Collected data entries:
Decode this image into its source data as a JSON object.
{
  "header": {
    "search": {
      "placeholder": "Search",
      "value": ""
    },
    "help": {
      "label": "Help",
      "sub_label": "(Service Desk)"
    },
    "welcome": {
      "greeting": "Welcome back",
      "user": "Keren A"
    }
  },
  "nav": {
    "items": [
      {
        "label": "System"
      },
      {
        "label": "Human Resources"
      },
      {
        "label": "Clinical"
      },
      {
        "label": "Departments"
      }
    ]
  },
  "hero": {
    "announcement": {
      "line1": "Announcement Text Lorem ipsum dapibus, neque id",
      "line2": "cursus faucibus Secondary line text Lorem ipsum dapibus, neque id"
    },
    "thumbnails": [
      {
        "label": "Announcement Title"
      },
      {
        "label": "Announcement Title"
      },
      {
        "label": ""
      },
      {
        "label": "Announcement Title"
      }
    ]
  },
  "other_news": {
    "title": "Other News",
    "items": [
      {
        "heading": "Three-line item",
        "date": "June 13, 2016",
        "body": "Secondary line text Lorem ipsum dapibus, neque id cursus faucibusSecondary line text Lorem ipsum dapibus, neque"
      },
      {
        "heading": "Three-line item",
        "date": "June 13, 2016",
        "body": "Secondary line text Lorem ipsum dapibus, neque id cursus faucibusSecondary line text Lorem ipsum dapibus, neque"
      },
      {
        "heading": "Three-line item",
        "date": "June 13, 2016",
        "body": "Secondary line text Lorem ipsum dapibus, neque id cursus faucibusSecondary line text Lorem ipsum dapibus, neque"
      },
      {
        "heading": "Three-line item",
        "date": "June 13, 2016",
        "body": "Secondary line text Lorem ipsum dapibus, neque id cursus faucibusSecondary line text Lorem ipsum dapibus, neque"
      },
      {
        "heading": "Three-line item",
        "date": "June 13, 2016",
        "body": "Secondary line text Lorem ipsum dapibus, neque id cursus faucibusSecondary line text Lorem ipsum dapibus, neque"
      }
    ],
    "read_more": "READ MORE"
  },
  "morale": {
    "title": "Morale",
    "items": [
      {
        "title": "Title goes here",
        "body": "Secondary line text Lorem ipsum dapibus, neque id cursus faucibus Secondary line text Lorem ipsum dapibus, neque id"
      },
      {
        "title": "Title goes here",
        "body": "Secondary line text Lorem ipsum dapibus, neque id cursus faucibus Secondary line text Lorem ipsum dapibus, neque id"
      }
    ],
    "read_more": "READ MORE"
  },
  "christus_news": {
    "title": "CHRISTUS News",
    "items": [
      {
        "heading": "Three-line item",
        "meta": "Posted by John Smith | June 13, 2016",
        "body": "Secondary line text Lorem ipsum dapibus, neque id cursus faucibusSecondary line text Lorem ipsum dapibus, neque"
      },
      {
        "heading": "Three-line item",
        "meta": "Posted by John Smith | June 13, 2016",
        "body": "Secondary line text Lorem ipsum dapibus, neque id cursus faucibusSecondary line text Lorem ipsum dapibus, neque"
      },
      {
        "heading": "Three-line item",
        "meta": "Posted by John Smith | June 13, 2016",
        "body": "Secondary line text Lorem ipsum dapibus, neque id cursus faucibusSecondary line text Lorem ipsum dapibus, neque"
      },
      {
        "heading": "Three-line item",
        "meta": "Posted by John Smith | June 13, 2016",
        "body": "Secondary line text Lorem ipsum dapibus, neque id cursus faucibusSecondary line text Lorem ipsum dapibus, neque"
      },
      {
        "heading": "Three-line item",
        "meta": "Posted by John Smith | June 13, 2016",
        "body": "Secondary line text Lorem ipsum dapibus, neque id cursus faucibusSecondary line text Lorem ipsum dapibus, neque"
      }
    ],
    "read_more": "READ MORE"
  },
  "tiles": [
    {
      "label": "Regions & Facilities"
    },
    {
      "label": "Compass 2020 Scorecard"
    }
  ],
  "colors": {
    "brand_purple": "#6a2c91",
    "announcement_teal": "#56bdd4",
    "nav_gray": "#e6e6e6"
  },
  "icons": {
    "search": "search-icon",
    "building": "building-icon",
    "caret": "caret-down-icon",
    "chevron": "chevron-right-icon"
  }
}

- JOB -
Restate each entry exactly, skipping none.

- COMPLETED EXERCISE -
Decode this image into its source data as a JSON object.
{
  "header": {
    "search": {
      "placeholder": "Search",
      "value": ""
    },
    "help": {
      "label": "Help",
      "sub_label": "(Service Desk)"
    },
    "welcome": {
      "greeting": "Welcome back",
      "user": "Keren A"
    }
  },
  "nav": {
    "items": [
      {
        "label": "System"
      },
      {
        "label": "Human Resources"
      },
      {
        "label": "Clinical"
      },
      {
        "label": "Departments"
      }
    ]
  },
  "hero": {
    "announcement": {
      "line1": "Announcement Text Lorem ipsum dapibus, neque id",
      "line2": "cursus faucibus Secondary line text Lorem ipsum dapibus, neque id"
    },
    "thumbnails": [
      {
        "label": "Announcement Title"
      },
      {
        "label": "Announcement Title"
      },
      {
        "label": ""
      },
      {
        "label": "Announcement Title"
      }
    ]
  },
  "other_news": {
    "title": "Other News",
    "items": [
      {
        "heading": "Three-line item",
        "date": "June 13, 2016",
        "body": "Secondary line text Lorem ipsum dapibus, neque id cursus faucibusSecondary line text Lorem ipsum dapibus, neque"
      },
      {
        "heading": "Three-line item",
        "date": "June 13, 2016",
        "body": "Secondary line text Lorem ipsum dapibus, neque id cursus faucibusSecondary line text Lorem ipsum dapibus, neque"
      },
      {
        "heading": "Three-line item",
        "date": "June 13, 2016",
        "body": "Secondary line text Lorem ipsum dapibus, neque id cursus faucibusSecondary line text Lorem ipsum dapibus, neque"
      },
      {
        "heading": "Three-line item",
        "date": "June 13, 2016",
        "body": "Secondary line text Lorem ipsum dapibus, neque id cursus faucibusSecondary line text Lorem ipsum dapibus, neque"
      },
      {
        "heading": "Three-line item",
        "date": "June 13, 2016",
        "body": "Secondary line text Lorem ipsum dapibus, neque id cursus faucibusSecondary line text Lorem ipsum dapibus, neque"
      }
    ],
    "read_more": "READ MORE"
  },
  "morale": {
    "title": "Morale",
    "items": [
      {
        "title": "Title goes here",
        "body": "Secondary line text Lorem ipsum dapibus, neque id cursus faucibus Secondary line text Lorem ipsum dapibus, neque id"
      },
      {
        "title": "Title goes here",
        "body": "Secondary line text Lorem ipsum dapibus, neque id cursus faucibus Secondary line text Lorem ipsum dapibus, neque id"
      }
    ],
    "read_more": "READ MORE"
  },
  "christus_news": {
    "title": "CHRISTUS News",
    "items": [
      {
        "heading": "Three-line item",
        "meta": "Posted by John Smith | June 13, 2016",
        "body": "Secondary line text Lorem ipsum dapibus, neque id cursus faucibusSecondary line text Lorem ipsum dapibus, neque"
      },
      {
        "heading": "Three-line item",
        "meta": "Posted by John Smith | June 13, 2016",
        "body": "Secondary line text Lorem ipsum dapibus, neque id cursus faucibusSecondary line text Lorem ipsum dapibus, neque"
      },
      {
        "heading": "Three-line item",
        "meta": "Posted by John Smith | June 13, 2016",
        "body": "Secondary line text Lorem ipsum dapibus, neque id cursus faucibusSecondary line text Lorem ipsum dapibus, neque"
      },
      {
        "heading": "Three-line item",
        "meta": "Posted by John Smith | June 13, 2016",
        "body": "Secondary line text Lorem ipsum dapibus, neque id cursus faucibusSecondary line text Lorem ipsum dapibus, neque"
      },
      {
        "heading": "Three-line item",
        "meta": "Posted by John Smith | June 13, 2016",
        "body": "Secondary line text Lorem ipsum dapibus, neque id cursus faucibusSecondary line text Lorem ipsum dapibus, neque"
      }
    ],
    "read_more": "READ MORE"
  },
  "tiles": [
    {
      "label": "Regions & Facilities"
    },
    {
      "label": "Compass 2020 Scorecard"
    }
  ],
  "colors": {
    "brand_purple": "#6a2c91",
    "announcement_teal": "#56bdd4",
    "nav_gray": "#e6e6e6"
  },
  "icons": {
    "search": "search-icon",
    "building": "building-icon",
    "caret": "caret-down-icon",
    "chevron": "chevron-right-icon"
  }
}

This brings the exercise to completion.